### Exercise requirements
Please continue the post about using reflection to serialize read-only properties for bug reporting, starting right after its final sentence.

### Source document

I wonder if anyone can help me - I've not done much with reflection but understand the basic principles.

What I'm trying to do:

I'm in the process of developing a class that gathers a lot of information about the local system, network, etc... to be used for automated bug reporting. Instead of having to change my test harness every time I add a new property, I'd (ideally) like to be able to serialise the lot as an XML string and just display that in a textbox.

Unfortunately, the Framework won't use the default XML serializer on read-only properties (which almost all of mine are) as they wouldn't deserialize properly

[Not sure I agree with the assumption that anything serialized must be de-serializable - MS says this is a feature "by design" which I suppose I can understand - Perhaps a tag to indicate that it should be serialized anyway would be advantageous?]

The initial approach was to make properties gettable and settable (with a throw exception on the setter) but the amount of work tidying this up afterwards seems a little excessive and I would want the properties to be read-only in the final version.

What I need help with:

My current plan is to use reflection to recursively iterate through each (public) property of my topmost gathering class. The problem is, the samples I've seen don't handle things recursively. Additionally, I only want to inspect an object's properties if it's in one of my assemblies - Otherwise just call .ToString on it.

If I don't have the inspection limited to my assembly, I assume I'll get (say) a string which then contains a Length which in turn will have .Tostring method...

### Supplied information
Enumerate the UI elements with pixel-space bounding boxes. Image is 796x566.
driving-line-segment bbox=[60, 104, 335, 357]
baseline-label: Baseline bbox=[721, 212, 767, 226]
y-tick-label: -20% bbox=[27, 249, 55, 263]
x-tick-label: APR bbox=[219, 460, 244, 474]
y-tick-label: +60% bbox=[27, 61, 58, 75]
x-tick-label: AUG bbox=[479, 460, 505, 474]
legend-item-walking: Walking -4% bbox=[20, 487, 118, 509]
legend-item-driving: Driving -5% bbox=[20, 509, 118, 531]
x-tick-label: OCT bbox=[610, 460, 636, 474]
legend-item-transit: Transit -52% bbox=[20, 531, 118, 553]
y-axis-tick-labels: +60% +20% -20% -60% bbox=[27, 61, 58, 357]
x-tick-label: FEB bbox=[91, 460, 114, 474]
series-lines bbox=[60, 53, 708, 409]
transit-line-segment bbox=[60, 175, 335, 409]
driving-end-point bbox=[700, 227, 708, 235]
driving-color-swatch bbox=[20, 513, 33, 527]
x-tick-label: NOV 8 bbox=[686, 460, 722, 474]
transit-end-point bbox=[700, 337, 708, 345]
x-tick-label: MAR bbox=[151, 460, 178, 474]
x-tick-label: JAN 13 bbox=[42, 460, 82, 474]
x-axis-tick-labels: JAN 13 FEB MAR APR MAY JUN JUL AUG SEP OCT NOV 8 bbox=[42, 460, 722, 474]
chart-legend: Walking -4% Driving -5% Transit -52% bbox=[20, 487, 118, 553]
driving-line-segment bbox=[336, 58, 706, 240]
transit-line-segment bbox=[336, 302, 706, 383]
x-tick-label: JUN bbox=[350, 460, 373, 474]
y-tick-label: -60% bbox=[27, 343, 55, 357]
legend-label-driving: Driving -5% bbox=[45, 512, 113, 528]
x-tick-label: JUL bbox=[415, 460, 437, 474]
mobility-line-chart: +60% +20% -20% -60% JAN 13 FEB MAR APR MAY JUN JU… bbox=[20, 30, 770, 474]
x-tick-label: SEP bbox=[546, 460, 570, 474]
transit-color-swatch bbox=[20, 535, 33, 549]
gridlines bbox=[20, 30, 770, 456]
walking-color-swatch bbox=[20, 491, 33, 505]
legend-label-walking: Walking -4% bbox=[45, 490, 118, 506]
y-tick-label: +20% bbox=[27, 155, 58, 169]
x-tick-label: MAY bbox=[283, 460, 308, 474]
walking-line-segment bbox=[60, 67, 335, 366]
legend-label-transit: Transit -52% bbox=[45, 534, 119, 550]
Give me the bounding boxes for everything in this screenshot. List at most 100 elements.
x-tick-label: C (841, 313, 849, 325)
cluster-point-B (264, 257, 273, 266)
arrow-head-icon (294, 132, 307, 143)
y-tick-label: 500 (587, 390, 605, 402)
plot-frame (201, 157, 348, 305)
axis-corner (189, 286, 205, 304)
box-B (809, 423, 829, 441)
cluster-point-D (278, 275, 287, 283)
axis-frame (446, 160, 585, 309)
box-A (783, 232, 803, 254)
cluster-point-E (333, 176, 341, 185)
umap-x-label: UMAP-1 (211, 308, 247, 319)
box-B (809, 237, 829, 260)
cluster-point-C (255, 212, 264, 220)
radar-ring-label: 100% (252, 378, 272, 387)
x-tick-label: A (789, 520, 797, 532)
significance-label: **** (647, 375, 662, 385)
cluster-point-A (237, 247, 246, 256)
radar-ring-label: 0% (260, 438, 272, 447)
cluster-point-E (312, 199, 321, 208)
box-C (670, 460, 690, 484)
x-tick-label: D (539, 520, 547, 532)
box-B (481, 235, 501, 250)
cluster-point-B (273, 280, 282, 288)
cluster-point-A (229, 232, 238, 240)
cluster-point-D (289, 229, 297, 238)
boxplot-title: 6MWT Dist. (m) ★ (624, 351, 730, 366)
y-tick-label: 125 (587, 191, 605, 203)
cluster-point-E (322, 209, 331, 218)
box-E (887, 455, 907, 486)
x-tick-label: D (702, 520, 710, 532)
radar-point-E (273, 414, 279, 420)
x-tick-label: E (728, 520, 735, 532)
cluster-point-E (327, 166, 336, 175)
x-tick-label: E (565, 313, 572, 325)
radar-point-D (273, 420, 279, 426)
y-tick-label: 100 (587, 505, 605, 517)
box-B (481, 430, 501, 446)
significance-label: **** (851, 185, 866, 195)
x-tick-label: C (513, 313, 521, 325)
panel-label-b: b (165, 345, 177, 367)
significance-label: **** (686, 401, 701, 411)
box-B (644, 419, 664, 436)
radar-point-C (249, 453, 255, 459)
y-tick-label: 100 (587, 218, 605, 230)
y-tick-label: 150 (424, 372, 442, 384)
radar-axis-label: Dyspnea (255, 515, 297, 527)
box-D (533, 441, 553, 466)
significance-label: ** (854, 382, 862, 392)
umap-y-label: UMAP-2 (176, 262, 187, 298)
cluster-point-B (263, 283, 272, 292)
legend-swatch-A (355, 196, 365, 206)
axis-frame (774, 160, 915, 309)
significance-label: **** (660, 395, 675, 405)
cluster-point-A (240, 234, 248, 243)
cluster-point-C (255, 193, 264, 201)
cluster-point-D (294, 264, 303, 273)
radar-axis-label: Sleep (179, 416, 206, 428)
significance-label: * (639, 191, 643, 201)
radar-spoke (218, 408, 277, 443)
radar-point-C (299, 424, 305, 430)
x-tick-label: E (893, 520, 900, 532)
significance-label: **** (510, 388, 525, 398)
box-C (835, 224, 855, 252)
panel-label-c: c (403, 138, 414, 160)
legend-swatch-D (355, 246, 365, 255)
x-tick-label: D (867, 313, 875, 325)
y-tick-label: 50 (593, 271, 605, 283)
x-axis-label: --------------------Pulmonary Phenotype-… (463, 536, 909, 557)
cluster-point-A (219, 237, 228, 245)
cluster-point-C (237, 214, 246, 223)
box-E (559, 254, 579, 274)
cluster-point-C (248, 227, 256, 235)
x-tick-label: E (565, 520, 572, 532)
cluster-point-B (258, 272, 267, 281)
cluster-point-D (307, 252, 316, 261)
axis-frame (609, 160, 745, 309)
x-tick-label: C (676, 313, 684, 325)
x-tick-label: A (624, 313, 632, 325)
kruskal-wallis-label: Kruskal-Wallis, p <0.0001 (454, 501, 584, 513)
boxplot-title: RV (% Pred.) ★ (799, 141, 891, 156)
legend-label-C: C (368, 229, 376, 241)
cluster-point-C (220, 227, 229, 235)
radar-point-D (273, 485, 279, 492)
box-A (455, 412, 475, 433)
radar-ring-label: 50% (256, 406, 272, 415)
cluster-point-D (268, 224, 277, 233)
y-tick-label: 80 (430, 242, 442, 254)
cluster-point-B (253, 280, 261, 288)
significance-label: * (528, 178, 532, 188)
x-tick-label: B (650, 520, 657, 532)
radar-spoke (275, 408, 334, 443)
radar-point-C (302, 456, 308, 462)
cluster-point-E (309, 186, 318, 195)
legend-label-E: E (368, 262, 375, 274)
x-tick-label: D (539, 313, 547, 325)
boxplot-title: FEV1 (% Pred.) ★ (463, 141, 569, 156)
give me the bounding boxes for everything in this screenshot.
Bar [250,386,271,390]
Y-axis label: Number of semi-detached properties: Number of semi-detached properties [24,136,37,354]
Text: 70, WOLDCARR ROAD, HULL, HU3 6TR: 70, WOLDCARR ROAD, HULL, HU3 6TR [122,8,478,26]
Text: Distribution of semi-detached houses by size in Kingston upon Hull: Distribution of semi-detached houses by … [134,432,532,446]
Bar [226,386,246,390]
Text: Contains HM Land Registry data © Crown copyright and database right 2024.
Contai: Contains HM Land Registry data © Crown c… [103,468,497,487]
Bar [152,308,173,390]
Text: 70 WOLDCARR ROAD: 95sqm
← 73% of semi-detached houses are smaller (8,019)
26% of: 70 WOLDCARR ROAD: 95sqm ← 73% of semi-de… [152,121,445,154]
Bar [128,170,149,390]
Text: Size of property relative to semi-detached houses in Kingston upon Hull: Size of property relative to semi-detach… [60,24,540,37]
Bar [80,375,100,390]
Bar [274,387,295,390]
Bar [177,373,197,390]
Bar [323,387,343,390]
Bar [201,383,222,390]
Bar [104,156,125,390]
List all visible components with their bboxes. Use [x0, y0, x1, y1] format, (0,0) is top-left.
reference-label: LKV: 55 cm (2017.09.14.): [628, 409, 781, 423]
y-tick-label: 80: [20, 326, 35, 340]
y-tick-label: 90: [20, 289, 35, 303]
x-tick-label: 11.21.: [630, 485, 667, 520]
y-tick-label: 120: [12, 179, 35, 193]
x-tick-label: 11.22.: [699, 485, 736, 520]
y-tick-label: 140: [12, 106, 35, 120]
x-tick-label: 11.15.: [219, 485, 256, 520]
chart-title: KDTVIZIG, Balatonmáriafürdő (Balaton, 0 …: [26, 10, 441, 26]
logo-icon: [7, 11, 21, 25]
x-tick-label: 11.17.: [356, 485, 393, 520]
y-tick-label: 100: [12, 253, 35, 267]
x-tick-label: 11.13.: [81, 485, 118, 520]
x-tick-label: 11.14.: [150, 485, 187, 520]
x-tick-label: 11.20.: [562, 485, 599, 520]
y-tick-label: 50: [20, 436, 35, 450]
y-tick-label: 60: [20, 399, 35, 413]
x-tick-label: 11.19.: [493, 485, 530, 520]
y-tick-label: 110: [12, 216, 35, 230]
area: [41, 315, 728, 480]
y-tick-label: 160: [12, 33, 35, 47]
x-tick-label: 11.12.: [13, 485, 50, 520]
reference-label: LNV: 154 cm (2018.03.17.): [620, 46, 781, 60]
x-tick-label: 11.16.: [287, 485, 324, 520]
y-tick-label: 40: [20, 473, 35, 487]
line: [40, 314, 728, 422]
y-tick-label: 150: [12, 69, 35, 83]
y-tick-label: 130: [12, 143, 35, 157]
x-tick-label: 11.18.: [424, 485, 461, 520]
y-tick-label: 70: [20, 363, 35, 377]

### Answer box
For the purposes of this project, I can almost guarantee no circular references within my code and as this will only be used as a development tool so I'm not too concerned about it running amok now and then.

I'd appreciate some examples/advice.

Many thanks in advance.

+2  A: 

This will hopefully get you started. It prints a tree directly to the console so you'll need to adjust to output XML. Then change the IsMyOwnType method to filter out the assemblies you're interested in, right now it only cares about types in the same assembly as itself.

Shared Sub RecurseProperties(o As Object, level As Integer)
    For Each pi As PropertyInfo In o.GetType().GetProperties()
     If pi.GetIndexParameters().Length > 0 Then Continue For

     Console.Write(New String(" "c, 2 * level))
     Console.Write(pi.Name)
     Console.Write(" = ")

     Dim propValue As Object = pi.GetValue(o, Nothing)
     If propValue Is Nothing Then
      Console.WriteLine("<null>")
     Else
      If IsMyOwnType(pi.PropertyType) Then
       Console.WriteLine("<object>")
       RecurseProperties(propValue, level+1)
      Else
       Console.WriteLine(propValue.ToString())
      End If
     End If

    Next
End Sub

Shared Function IsMyOwnType(t As Type) As Boolean
    Return t.Assembly Is Assembly.GetExecutingAssembly()
End Function
Mattias S
I've been hammering away at something similar and ended up with something that works but was spaghetti code. Your example is far more concise and a great help - Many thanks
Basiclife
Of course, my next problem is enumerating lists... Again, I've found a way to do it but it's currently a mess. If/when I get the code in a presentable state, I'll post the final version.